Wherever the string "сказал" occurs in a line of these records, report that line.
──────
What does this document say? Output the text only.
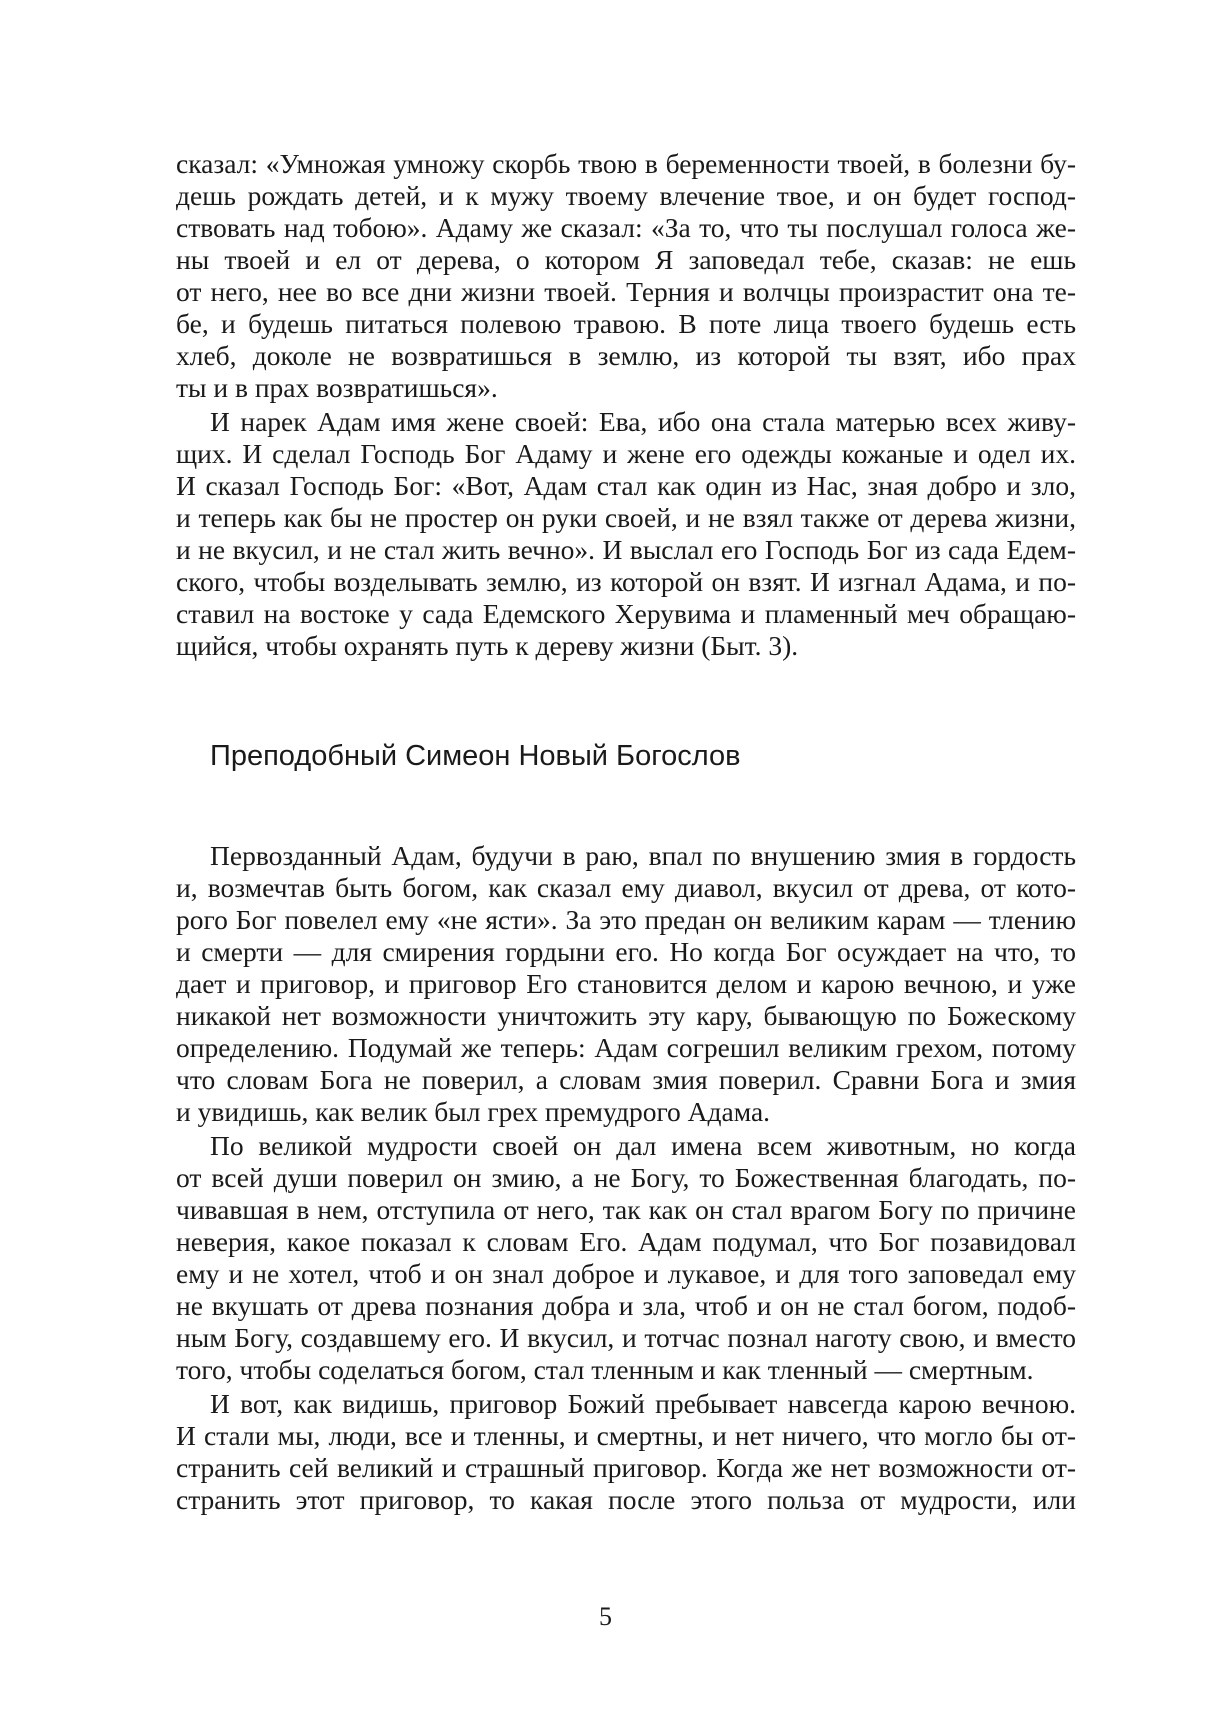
сказал: «Умножая умножу скорбь твою в беременности твоей, в болезни бу-
дешь рождать детей, и к мужу твоему влечение твое, и он будет господ-
ствовать над тобою». Адаму же сказал: «За то, что ты послушал голоса же-
ны твоей и ел от дерева, о котором Я заповедал тебе, сказав: не ешь
от него, нее во все дни жизни твоей. Терния и волчцы произрастит она те-
бе, и будешь питаться полевою травою. В поте лица твоего будешь есть
хлеб, доколе не возвратишься в землю, из которой ты взят, ибо прах
ты и в прах возвратишься».
И нарек Адам имя жене своей: Ева, ибо она стала матерью всех живу-
щих. И сделал Господь Бог Адаму и жене его одежды кожаные и одел их.
И сказал Господь Бог: «Вот, Адам стал как один из Нас, зная добро и зло,
и теперь как бы не простер он руки своей, и не взял также от дерева жизни,
и не вкусил, и не стал жить вечно». И выслал его Господь Бог из сада Едем-
ского, чтобы возделывать землю, из которой он взят. И изгнал Адама, и по-
ставил на востоке у сада Едемского Херувима и пламенный меч обращаю-
щийся, чтобы охранять путь к дереву жизни (Быт. 3).
Преподобный Симеон Новый Богослов
Первозданный Адам, будучи в раю, впал по внушению змия в гордость
и, возмечтав быть богом, как сказал ему диавол, вкусил от древа, от кото-
рого Бог повелел ему «не ясти». За это предан он великим карам — тлению
и смерти — для смирения гордыни его. Но когда Бог осуждает на что, то
дает и приговор, и приговор Его становится делом и карою вечною, и уже
никакой нет возможности уничтожить эту кару, бывающую по Божескому
определению. Подумай же теперь: Адам согрешил великим грехом, потому
что словам Бога не поверил, а словам змия поверил. Сравни Бога и змия
и увидишь, как велик был грех премудрого Адама.
По великой мудрости своей он дал имена всем животным, но когда
от всей души поверил он змию, а не Богу, то Божественная благодать, по-
чивавшая в нем, отступила от него, так как он стал врагом Богу по причине
неверия, какое показал к словам Его. Адам подумал, что Бог позавидовал
ему и не хотел, чтоб и он знал доброе и лукавое, и для того заповедал ему
не вкушать от древа познания добра и зла, чтоб и он не стал богом, подоб-
ным Богу, создавшему его. И вкусил, и тотчас познал наготу свою, и вместо
того, чтобы соделаться богом, стал тленным и как тленный — смертным.
И вот, как видишь, приговор Божий пребывает навсегда карою вечною.
И стали мы, люди, все и тленны, и смертны, и нет ничего, что могло бы от-
странить сей великий и страшный приговор. Когда же нет возможности от-
странить этот приговор, то какая после этого польза от мудрости, или
5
──────
Exercise answer:
сказал: «Умножая умножу скорбь твою в беременности твоей, в болезни бу-
ствовать над тобою». Адаму же сказал: «За то, что ты послушал голоса же-
И сказал Господь Бог: «Вот, Адам стал как один из Нас, зная добро и зло,
и, возмечтав быть богом, как сказал ему диавол, вкусил от древа, от кото-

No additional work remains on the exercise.